[Items listed in a dataset]
▼▼▼
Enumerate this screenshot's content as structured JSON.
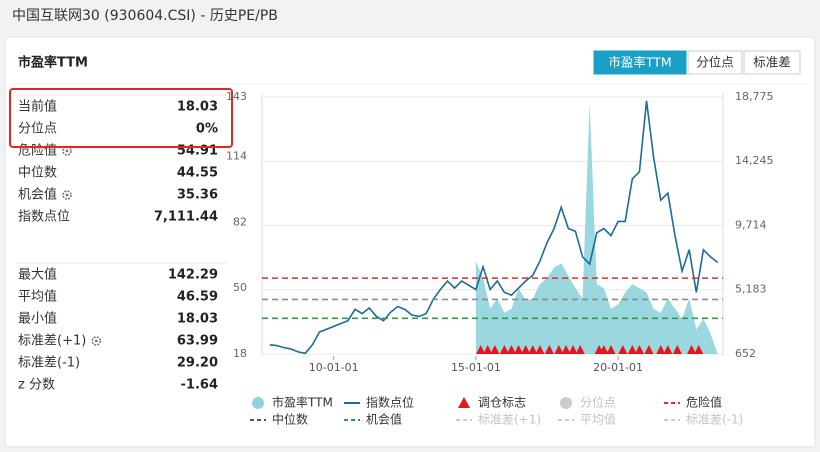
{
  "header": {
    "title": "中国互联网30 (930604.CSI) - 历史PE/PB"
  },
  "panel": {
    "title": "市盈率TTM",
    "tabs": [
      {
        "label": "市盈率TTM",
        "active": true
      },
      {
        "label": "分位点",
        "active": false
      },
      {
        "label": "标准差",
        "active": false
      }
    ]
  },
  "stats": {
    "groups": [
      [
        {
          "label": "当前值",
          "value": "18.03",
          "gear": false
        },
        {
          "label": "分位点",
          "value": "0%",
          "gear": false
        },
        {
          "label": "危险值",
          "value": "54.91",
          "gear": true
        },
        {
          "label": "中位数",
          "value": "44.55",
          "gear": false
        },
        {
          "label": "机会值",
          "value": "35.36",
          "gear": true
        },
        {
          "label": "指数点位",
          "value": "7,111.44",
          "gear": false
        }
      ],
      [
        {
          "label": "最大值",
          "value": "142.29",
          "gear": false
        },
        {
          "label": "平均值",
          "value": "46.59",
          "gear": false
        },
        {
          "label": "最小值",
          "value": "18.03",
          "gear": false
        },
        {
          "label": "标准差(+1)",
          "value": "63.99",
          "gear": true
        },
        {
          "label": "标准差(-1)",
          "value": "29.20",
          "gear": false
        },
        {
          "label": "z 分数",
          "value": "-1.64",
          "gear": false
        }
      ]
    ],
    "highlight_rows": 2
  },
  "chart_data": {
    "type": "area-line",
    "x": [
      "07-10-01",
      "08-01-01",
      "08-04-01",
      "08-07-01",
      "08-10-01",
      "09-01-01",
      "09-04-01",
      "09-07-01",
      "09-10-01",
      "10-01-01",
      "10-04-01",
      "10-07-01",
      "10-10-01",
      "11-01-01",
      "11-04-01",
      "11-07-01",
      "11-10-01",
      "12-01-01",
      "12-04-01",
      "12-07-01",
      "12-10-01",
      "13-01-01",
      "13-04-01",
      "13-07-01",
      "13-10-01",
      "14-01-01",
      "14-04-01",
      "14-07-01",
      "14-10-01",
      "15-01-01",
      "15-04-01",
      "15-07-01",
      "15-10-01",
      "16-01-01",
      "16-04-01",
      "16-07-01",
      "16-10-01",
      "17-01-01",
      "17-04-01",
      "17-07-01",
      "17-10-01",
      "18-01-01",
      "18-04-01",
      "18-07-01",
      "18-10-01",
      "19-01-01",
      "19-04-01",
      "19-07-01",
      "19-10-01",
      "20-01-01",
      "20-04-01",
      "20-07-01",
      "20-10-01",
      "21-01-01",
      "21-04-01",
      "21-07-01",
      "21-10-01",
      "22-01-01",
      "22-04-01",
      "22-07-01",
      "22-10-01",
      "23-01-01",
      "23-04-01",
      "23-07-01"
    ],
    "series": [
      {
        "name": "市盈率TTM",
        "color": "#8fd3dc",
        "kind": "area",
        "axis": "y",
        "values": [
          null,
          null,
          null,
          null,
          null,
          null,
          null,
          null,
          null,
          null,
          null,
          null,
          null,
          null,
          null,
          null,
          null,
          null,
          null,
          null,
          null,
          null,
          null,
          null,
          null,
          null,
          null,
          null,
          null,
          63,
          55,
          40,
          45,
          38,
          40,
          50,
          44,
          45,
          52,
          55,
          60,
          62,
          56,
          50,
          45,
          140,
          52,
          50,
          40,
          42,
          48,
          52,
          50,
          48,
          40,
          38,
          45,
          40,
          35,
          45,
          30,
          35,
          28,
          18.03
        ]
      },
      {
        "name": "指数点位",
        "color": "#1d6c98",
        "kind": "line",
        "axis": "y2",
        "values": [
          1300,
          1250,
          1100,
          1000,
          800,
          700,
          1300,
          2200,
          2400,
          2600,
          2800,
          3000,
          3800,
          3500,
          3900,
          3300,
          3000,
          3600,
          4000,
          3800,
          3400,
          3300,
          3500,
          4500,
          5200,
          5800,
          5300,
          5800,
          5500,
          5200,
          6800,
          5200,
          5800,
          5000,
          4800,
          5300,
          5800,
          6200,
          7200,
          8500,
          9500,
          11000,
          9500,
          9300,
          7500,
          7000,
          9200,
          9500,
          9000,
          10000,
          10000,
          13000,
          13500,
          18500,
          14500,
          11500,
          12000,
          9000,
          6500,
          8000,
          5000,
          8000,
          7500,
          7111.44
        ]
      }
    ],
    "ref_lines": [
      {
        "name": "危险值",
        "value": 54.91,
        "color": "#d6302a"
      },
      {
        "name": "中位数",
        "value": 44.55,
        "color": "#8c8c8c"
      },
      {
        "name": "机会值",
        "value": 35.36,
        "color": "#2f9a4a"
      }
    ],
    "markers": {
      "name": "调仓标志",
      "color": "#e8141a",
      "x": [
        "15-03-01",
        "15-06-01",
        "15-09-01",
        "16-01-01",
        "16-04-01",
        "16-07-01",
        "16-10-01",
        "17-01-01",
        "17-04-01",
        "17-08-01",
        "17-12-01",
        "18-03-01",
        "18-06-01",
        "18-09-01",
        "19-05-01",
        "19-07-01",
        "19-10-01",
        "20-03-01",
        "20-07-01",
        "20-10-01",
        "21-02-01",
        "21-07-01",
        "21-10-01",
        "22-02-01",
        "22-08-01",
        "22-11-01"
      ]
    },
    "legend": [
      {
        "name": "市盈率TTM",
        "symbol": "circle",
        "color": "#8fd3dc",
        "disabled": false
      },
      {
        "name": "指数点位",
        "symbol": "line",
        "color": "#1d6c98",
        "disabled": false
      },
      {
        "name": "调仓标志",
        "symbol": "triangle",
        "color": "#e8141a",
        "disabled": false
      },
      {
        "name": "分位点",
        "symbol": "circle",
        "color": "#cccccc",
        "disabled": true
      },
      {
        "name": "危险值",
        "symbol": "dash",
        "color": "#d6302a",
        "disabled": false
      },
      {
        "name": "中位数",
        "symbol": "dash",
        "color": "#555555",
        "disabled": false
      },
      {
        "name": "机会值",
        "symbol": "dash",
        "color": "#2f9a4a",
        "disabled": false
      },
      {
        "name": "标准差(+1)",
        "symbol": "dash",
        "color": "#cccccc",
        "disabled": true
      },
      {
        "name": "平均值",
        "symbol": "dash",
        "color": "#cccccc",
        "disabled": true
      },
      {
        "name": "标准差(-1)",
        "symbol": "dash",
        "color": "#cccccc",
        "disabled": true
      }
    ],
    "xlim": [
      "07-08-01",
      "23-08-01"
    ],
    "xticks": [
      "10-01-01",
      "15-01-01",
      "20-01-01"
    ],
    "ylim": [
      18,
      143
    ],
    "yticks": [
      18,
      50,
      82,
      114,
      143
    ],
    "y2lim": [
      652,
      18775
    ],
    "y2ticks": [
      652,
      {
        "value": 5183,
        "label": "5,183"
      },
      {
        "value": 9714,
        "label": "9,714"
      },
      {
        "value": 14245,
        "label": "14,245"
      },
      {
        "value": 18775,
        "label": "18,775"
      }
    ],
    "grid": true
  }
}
▲▲▲
▼▼▼
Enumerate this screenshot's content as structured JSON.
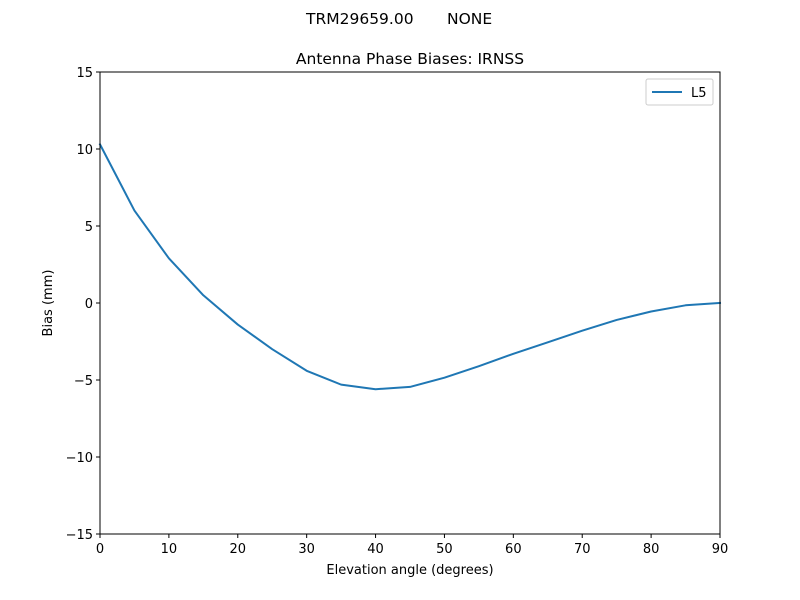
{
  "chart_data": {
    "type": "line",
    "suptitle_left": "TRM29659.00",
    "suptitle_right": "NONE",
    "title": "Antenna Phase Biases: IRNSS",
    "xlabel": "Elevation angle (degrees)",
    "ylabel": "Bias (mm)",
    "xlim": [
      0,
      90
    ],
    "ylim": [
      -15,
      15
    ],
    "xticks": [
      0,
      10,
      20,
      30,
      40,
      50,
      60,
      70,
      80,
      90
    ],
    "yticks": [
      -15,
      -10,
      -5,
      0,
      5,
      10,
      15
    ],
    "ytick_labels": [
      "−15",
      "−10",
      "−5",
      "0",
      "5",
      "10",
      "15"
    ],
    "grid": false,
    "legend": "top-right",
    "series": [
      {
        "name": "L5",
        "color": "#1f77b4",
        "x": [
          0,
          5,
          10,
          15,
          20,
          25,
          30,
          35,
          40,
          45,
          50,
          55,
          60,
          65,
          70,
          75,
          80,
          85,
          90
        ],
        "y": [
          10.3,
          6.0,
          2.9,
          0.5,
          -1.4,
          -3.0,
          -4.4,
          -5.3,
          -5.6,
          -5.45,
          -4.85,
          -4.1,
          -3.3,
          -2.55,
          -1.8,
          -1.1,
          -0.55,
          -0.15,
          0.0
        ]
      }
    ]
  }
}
▲▲▲
EXERCISE: Scan the material above for the word "市盈率TTM". Copy each line where it occurs.

CORRECT OUTPUT:
    "title": "市盈率TTM",
        "label": "市盈率TTM",
        "name": "市盈率TTM",
        "name": "市盈率TTM",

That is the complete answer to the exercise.